> The problem
Say how many lines include the word "Titles", using only a number.
* * * * * * * * *
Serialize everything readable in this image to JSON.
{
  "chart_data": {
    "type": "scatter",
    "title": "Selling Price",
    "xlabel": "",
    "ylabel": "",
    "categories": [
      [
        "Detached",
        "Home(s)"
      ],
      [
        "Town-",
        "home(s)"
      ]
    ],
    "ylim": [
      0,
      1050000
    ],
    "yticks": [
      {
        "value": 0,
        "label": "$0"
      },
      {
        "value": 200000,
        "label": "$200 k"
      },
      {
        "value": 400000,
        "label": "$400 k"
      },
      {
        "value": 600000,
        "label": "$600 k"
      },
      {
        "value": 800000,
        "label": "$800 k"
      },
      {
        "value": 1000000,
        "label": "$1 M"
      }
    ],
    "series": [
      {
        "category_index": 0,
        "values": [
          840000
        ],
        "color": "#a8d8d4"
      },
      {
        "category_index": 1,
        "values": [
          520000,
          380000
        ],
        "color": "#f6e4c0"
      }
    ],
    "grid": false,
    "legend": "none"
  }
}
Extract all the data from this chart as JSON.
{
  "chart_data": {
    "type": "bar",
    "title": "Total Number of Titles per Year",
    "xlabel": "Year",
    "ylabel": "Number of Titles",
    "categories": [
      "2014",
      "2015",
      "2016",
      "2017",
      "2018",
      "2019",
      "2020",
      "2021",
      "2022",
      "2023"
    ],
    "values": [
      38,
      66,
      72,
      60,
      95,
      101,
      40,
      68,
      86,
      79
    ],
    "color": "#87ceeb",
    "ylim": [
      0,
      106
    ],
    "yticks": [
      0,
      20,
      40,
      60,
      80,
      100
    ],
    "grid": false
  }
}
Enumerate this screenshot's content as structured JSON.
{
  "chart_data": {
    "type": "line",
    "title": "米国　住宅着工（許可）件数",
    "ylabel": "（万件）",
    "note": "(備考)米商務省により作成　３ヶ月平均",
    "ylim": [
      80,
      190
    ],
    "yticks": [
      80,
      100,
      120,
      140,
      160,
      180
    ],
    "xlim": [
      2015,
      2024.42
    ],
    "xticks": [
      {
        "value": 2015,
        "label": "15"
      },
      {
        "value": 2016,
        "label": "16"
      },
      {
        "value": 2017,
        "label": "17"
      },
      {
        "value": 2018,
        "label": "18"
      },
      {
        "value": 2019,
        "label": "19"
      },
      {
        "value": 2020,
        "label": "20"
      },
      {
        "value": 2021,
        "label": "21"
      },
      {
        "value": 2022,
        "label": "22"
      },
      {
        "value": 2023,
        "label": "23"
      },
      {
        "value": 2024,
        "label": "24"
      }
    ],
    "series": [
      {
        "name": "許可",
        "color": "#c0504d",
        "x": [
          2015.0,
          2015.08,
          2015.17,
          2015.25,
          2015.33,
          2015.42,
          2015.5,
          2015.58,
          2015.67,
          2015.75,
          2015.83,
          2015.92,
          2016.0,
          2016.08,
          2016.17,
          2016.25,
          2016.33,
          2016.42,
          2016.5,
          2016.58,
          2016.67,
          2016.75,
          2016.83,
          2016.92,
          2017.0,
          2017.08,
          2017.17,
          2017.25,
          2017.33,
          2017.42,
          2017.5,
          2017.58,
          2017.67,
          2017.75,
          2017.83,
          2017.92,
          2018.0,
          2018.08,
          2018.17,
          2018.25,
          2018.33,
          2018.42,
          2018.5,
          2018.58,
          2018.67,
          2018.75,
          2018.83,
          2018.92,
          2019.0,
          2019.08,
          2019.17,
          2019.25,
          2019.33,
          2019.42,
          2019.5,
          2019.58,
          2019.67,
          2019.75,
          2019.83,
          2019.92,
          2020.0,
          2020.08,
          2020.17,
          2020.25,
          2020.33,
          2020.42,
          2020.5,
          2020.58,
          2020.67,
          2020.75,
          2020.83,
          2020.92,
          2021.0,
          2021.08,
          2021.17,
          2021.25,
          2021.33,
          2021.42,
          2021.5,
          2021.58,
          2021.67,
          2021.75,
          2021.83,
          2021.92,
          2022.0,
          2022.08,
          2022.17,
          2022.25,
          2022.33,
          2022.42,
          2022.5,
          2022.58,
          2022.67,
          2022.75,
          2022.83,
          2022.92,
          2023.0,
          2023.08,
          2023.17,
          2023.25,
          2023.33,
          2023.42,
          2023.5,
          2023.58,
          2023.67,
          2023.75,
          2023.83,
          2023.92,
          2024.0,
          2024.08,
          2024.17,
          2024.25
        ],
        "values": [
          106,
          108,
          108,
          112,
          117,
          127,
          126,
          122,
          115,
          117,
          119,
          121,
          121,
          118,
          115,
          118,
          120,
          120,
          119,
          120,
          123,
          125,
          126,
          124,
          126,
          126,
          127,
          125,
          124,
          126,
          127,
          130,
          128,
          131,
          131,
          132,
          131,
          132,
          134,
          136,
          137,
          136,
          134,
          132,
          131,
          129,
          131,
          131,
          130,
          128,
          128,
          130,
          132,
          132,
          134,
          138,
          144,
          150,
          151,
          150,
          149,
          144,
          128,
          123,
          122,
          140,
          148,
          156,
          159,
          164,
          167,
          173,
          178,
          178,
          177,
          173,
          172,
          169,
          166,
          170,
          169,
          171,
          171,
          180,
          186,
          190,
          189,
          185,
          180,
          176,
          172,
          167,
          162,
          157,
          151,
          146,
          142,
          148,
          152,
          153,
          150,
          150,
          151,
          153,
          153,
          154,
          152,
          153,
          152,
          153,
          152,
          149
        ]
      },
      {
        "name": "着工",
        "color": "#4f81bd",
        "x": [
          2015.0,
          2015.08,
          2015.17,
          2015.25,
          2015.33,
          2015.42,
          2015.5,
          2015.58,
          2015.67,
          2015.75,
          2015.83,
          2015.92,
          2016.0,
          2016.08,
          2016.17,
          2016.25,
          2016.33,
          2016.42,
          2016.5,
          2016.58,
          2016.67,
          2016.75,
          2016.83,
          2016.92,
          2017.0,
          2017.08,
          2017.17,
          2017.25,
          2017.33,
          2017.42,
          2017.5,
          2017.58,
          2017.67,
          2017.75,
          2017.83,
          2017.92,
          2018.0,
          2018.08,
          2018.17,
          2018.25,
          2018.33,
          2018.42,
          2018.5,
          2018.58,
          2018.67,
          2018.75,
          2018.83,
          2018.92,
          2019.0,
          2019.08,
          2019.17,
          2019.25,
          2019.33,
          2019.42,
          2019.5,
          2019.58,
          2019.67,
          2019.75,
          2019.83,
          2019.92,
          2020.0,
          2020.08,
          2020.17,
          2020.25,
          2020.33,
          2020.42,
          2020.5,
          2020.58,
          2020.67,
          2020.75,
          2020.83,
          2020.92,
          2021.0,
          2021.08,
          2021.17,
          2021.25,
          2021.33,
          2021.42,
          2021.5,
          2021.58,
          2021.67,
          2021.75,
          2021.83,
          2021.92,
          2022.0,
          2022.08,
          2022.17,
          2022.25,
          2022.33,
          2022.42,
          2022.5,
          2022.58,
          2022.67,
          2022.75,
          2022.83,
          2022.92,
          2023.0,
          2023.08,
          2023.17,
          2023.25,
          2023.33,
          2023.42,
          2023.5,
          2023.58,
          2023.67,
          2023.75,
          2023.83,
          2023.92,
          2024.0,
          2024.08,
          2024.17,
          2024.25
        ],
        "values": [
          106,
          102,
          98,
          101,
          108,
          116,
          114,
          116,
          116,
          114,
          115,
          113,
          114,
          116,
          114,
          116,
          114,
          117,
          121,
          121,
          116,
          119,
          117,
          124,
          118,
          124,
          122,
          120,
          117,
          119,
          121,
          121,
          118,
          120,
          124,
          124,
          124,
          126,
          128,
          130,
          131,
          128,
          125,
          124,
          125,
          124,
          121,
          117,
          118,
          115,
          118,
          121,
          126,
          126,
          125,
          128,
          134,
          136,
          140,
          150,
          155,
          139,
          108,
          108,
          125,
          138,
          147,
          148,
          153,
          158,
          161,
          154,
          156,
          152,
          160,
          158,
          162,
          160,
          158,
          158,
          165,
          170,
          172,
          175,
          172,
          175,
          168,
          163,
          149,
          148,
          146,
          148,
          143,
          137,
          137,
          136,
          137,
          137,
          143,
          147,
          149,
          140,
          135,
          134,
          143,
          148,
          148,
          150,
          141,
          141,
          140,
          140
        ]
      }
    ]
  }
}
* * * * * * * * *
> Exercise solution
2